◆ **Goal of the exercise**
Everything from the line containing "What's the underlying" through the last line of the data below is to be retyped exactly, apart from the pictures.

[Stored data entries]
☆ ☆ ☆ ☆
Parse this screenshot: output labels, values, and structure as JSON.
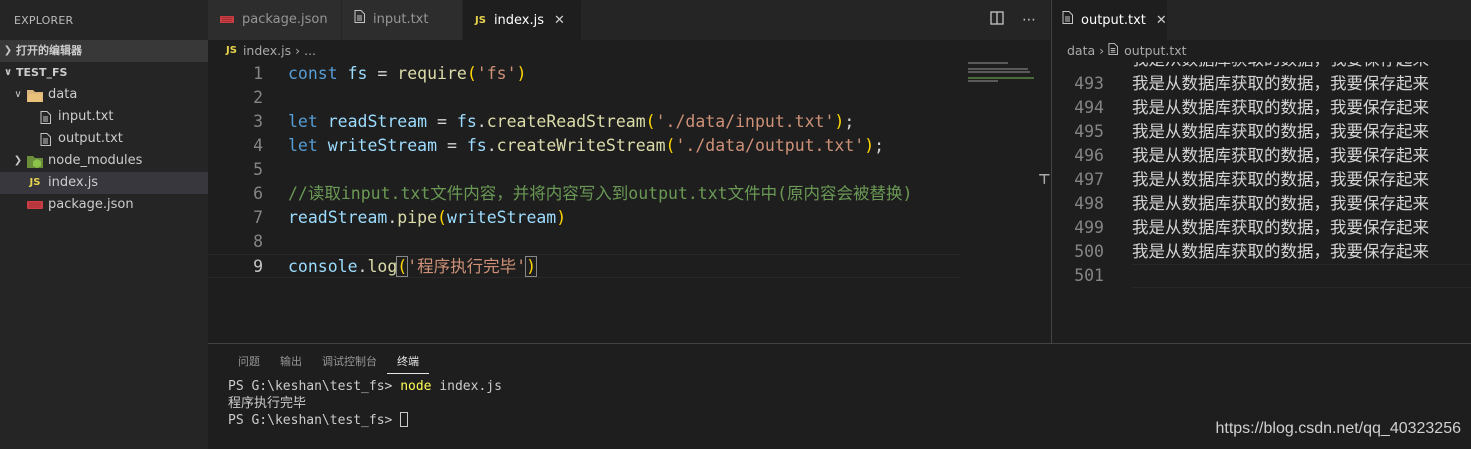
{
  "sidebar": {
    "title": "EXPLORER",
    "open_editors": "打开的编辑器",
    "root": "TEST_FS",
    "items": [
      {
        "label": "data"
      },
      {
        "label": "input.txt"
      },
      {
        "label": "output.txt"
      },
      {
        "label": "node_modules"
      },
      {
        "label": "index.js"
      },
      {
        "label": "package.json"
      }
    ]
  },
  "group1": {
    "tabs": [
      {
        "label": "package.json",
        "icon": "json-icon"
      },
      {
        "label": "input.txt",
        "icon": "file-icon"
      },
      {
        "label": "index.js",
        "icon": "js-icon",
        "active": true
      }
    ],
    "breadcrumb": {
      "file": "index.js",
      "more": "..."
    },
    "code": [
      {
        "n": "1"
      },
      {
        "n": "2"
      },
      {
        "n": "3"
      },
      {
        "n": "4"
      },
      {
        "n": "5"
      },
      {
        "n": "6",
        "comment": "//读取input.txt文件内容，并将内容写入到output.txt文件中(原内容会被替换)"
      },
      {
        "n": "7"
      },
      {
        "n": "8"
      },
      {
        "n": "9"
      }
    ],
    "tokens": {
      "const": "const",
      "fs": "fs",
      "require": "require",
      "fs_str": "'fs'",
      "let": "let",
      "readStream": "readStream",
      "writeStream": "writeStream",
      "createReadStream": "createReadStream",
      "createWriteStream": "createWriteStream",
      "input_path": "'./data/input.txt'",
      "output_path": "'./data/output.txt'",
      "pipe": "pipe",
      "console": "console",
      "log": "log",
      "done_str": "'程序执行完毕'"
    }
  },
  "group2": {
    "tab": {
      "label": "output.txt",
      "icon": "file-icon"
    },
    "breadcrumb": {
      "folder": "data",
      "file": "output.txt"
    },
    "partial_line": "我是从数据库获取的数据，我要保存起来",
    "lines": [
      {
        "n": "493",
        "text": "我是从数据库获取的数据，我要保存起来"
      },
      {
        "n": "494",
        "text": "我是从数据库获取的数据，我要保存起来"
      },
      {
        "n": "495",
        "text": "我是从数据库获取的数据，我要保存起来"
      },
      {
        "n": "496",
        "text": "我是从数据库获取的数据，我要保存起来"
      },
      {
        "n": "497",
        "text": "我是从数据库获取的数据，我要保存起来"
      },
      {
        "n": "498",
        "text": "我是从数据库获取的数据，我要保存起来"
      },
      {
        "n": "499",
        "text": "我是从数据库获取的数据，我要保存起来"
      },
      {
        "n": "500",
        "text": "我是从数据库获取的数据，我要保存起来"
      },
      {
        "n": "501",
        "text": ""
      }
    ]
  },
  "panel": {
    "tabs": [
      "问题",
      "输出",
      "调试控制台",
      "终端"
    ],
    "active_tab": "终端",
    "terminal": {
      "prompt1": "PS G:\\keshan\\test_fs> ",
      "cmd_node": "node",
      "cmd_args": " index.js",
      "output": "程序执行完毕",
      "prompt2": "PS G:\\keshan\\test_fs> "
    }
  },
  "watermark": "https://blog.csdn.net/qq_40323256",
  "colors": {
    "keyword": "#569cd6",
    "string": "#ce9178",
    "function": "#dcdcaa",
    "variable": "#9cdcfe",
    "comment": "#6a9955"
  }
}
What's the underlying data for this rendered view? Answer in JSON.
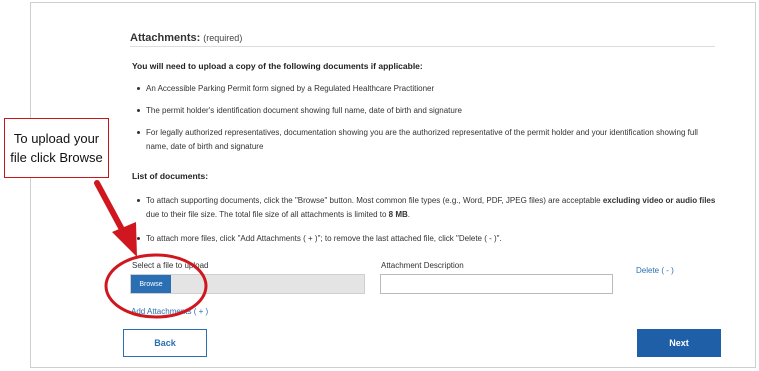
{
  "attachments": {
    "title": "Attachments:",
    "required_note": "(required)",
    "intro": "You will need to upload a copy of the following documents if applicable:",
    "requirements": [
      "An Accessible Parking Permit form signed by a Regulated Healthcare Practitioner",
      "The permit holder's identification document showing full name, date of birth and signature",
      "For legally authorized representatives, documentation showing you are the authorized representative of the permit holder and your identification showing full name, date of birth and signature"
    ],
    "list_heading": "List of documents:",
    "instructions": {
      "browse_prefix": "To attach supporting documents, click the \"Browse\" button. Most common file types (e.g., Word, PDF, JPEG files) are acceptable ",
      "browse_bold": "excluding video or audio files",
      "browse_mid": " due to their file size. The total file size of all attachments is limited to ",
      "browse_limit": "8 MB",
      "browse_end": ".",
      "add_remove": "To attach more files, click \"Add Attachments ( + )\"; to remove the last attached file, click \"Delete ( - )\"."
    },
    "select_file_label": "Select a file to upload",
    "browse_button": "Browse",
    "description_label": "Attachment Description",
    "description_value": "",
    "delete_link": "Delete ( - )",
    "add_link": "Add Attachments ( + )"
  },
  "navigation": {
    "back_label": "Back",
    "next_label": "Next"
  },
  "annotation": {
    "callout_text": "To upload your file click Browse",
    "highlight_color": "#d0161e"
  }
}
☆ ☆ ☆ ☆
◆ **Exercise result**
What's the underlying data for this rendered view? Answer in JSON.
{
  "attachments": {
    "title": "Attachments:",
    "required_note": "(required)",
    "intro": "You will need to upload a copy of the following documents if applicable:",
    "requirements": [
      "An Accessible Parking Permit form signed by a Regulated Healthcare Practitioner",
      "The permit holder's identification document showing full name, date of birth and signature",
      "For legally authorized representatives, documentation showing you are the authorized representative of the permit holder and your identification showing full name, date of birth and signature"
    ],
    "list_heading": "List of documents:",
    "instructions": {
      "browse_prefix": "To attach supporting documents, click the \"Browse\" button. Most common file types (e.g., Word, PDF, JPEG files) are acceptable ",
      "browse_bold": "excluding video or audio files",
      "browse_mid": " due to their file size. The total file size of all attachments is limited to ",
      "browse_limit": "8 MB",
      "browse_end": ".",
      "add_remove": "To attach more files, click \"Add Attachments ( + )\"; to remove the last attached file, click \"Delete ( - )\"."
    },
    "select_file_label": "Select a file to upload",
    "browse_button": "Browse",
    "description_label": "Attachment Description",
    "description_value": "",
    "delete_link": "Delete ( - )",
    "add_link": "Add Attachments ( + )"
  },
  "navigation": {
    "back_label": "Back",
    "next_label": "Next"
  },
  "annotation": {
    "callout_text": "To upload your file click Browse",
    "highlight_color": "#d0161e"
  }
}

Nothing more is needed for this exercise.